▶ Work to complete: Take all the material and copy it exactly.

● ● ● ● ●

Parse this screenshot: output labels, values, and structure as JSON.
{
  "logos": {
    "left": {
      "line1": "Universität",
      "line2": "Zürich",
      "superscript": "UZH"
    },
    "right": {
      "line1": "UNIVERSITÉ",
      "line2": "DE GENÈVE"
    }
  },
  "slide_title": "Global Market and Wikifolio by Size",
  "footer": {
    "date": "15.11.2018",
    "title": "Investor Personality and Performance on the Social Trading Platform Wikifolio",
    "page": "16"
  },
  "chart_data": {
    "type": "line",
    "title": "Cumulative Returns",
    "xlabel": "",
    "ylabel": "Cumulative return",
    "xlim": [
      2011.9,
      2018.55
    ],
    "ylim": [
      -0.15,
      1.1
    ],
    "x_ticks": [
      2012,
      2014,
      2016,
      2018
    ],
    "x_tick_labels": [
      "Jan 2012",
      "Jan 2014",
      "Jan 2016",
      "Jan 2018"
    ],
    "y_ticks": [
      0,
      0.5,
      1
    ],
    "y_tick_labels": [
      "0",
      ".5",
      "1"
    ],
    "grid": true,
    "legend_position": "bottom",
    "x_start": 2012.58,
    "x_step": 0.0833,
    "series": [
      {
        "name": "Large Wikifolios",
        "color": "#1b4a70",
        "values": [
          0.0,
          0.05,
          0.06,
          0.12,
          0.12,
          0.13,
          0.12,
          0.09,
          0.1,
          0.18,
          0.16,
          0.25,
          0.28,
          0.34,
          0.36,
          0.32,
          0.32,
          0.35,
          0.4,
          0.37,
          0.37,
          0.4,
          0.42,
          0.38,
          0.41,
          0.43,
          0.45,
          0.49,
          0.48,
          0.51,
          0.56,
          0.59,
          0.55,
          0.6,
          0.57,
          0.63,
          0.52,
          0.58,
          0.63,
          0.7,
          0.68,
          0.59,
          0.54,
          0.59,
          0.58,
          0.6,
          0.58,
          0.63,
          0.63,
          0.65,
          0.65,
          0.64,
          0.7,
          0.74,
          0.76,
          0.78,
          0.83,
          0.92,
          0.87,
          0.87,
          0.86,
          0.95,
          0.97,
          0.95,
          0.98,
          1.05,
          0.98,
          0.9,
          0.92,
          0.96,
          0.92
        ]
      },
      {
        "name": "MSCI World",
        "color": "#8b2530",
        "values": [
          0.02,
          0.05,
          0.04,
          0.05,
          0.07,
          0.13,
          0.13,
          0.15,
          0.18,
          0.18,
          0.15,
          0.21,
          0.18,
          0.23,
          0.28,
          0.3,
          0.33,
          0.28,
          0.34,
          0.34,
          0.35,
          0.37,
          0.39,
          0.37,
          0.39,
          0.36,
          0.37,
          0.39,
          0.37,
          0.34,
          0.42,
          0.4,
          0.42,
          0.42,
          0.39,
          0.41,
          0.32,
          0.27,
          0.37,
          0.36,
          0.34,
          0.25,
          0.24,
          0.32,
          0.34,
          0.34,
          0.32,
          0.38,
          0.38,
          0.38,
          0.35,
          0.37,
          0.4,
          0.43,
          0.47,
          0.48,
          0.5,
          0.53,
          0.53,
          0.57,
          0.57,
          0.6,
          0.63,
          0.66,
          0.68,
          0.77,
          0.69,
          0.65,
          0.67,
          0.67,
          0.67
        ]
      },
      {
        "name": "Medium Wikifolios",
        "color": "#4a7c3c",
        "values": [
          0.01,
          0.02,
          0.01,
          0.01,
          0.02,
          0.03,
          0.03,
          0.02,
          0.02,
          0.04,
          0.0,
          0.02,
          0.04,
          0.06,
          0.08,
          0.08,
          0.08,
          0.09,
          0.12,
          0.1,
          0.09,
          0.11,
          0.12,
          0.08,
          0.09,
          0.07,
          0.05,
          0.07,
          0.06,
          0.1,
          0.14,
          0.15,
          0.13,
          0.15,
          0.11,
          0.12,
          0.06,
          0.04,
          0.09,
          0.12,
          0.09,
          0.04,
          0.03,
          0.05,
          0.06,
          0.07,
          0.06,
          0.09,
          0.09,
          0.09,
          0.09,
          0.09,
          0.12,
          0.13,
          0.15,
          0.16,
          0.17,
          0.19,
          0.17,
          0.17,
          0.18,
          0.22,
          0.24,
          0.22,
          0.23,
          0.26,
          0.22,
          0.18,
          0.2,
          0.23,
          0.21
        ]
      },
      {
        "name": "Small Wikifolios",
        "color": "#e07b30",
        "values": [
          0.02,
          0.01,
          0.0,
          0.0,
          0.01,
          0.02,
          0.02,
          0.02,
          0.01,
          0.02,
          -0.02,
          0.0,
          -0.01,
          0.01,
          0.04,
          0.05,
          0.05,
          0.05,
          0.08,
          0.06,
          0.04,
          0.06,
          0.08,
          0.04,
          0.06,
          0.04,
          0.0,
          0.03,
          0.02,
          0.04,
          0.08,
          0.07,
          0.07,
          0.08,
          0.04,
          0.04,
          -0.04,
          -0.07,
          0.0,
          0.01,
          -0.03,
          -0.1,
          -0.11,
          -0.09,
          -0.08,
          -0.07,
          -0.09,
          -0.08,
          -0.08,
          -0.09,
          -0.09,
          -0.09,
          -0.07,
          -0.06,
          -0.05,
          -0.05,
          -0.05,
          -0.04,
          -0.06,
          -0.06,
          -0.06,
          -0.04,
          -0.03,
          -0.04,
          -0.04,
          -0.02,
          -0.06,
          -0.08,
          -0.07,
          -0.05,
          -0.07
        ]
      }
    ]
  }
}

● ● ● ● ●

▶ Solution for this task:
Parse this screenshot: output labels, values, and structure as JSON.
{
  "logos": {
    "left": {
      "line1": "Universität",
      "line2": "Zürich",
      "superscript": "UZH"
    },
    "right": {
      "line1": "UNIVERSITÉ",
      "line2": "DE GENÈVE"
    }
  },
  "slide_title": "Global Market and Wikifolio by Size",
  "footer": {
    "date": "15.11.2018",
    "title": "Investor Personality and Performance on the Social Trading Platform Wikifolio",
    "page": "16"
  },
  "chart_data": {
    "type": "line",
    "title": "Cumulative Returns",
    "xlabel": "",
    "ylabel": "Cumulative return",
    "xlim": [
      2011.9,
      2018.55
    ],
    "ylim": [
      -0.15,
      1.1
    ],
    "x_ticks": [
      2012,
      2014,
      2016,
      2018
    ],
    "x_tick_labels": [
      "Jan 2012",
      "Jan 2014",
      "Jan 2016",
      "Jan 2018"
    ],
    "y_ticks": [
      0,
      0.5,
      1
    ],
    "y_tick_labels": [
      "0",
      ".5",
      "1"
    ],
    "grid": true,
    "legend_position": "bottom",
    "x_start": 2012.58,
    "x_step": 0.0833,
    "series": [
      {
        "name": "Large Wikifolios",
        "color": "#1b4a70",
        "values": [
          0.0,
          0.05,
          0.06,
          0.12,
          0.12,
          0.13,
          0.12,
          0.09,
          0.1,
          0.18,
          0.16,
          0.25,
          0.28,
          0.34,
          0.36,
          0.32,
          0.32,
          0.35,
          0.4,
          0.37,
          0.37,
          0.4,
          0.42,
          0.38,
          0.41,
          0.43,
          0.45,
          0.49,
          0.48,
          0.51,
          0.56,
          0.59,
          0.55,
          0.6,
          0.57,
          0.63,
          0.52,
          0.58,
          0.63,
          0.7,
          0.68,
          0.59,
          0.54,
          0.59,
          0.58,
          0.6,
          0.58,
          0.63,
          0.63,
          0.65,
          0.65,
          0.64,
          0.7,
          0.74,
          0.76,
          0.78,
          0.83,
          0.92,
          0.87,
          0.87,
          0.86,
          0.95,
          0.97,
          0.95,
          0.98,
          1.05,
          0.98,
          0.9,
          0.92,
          0.96,
          0.92
        ]
      },
      {
        "name": "MSCI World",
        "color": "#8b2530",
        "values": [
          0.02,
          0.05,
          0.04,
          0.05,
          0.07,
          0.13,
          0.13,
          0.15,
          0.18,
          0.18,
          0.15,
          0.21,
          0.18,
          0.23,
          0.28,
          0.3,
          0.33,
          0.28,
          0.34,
          0.34,
          0.35,
          0.37,
          0.39,
          0.37,
          0.39,
          0.36,
          0.37,
          0.39,
          0.37,
          0.34,
          0.42,
          0.4,
          0.42,
          0.42,
          0.39,
          0.41,
          0.32,
          0.27,
          0.37,
          0.36,
          0.34,
          0.25,
          0.24,
          0.32,
          0.34,
          0.34,
          0.32,
          0.38,
          0.38,
          0.38,
          0.35,
          0.37,
          0.4,
          0.43,
          0.47,
          0.48,
          0.5,
          0.53,
          0.53,
          0.57,
          0.57,
          0.6,
          0.63,
          0.66,
          0.68,
          0.77,
          0.69,
          0.65,
          0.67,
          0.67,
          0.67
        ]
      },
      {
        "name": "Medium Wikifolios",
        "color": "#4a7c3c",
        "values": [
          0.01,
          0.02,
          0.01,
          0.01,
          0.02,
          0.03,
          0.03,
          0.02,
          0.02,
          0.04,
          0.0,
          0.02,
          0.04,
          0.06,
          0.08,
          0.08,
          0.08,
          0.09,
          0.12,
          0.1,
          0.09,
          0.11,
          0.12,
          0.08,
          0.09,
          0.07,
          0.05,
          0.07,
          0.06,
          0.1,
          0.14,
          0.15,
          0.13,
          0.15,
          0.11,
          0.12,
          0.06,
          0.04,
          0.09,
          0.12,
          0.09,
          0.04,
          0.03,
          0.05,
          0.06,
          0.07,
          0.06,
          0.09,
          0.09,
          0.09,
          0.09,
          0.09,
          0.12,
          0.13,
          0.15,
          0.16,
          0.17,
          0.19,
          0.17,
          0.17,
          0.18,
          0.22,
          0.24,
          0.22,
          0.23,
          0.26,
          0.22,
          0.18,
          0.2,
          0.23,
          0.21
        ]
      },
      {
        "name": "Small Wikifolios",
        "color": "#e07b30",
        "values": [
          0.02,
          0.01,
          0.0,
          0.0,
          0.01,
          0.02,
          0.02,
          0.02,
          0.01,
          0.02,
          -0.02,
          0.0,
          -0.01,
          0.01,
          0.04,
          0.05,
          0.05,
          0.05,
          0.08,
          0.06,
          0.04,
          0.06,
          0.08,
          0.04,
          0.06,
          0.04,
          0.0,
          0.03,
          0.02,
          0.04,
          0.08,
          0.07,
          0.07,
          0.08,
          0.04,
          0.04,
          -0.04,
          -0.07,
          0.0,
          0.01,
          -0.03,
          -0.1,
          -0.11,
          -0.09,
          -0.08,
          -0.07,
          -0.09,
          -0.08,
          -0.08,
          -0.09,
          -0.09,
          -0.09,
          -0.07,
          -0.06,
          -0.05,
          -0.05,
          -0.05,
          -0.04,
          -0.06,
          -0.06,
          -0.06,
          -0.04,
          -0.03,
          -0.04,
          -0.04,
          -0.02,
          -0.06,
          -0.08,
          -0.07,
          -0.05,
          -0.07
        ]
      }
    ]
  }
}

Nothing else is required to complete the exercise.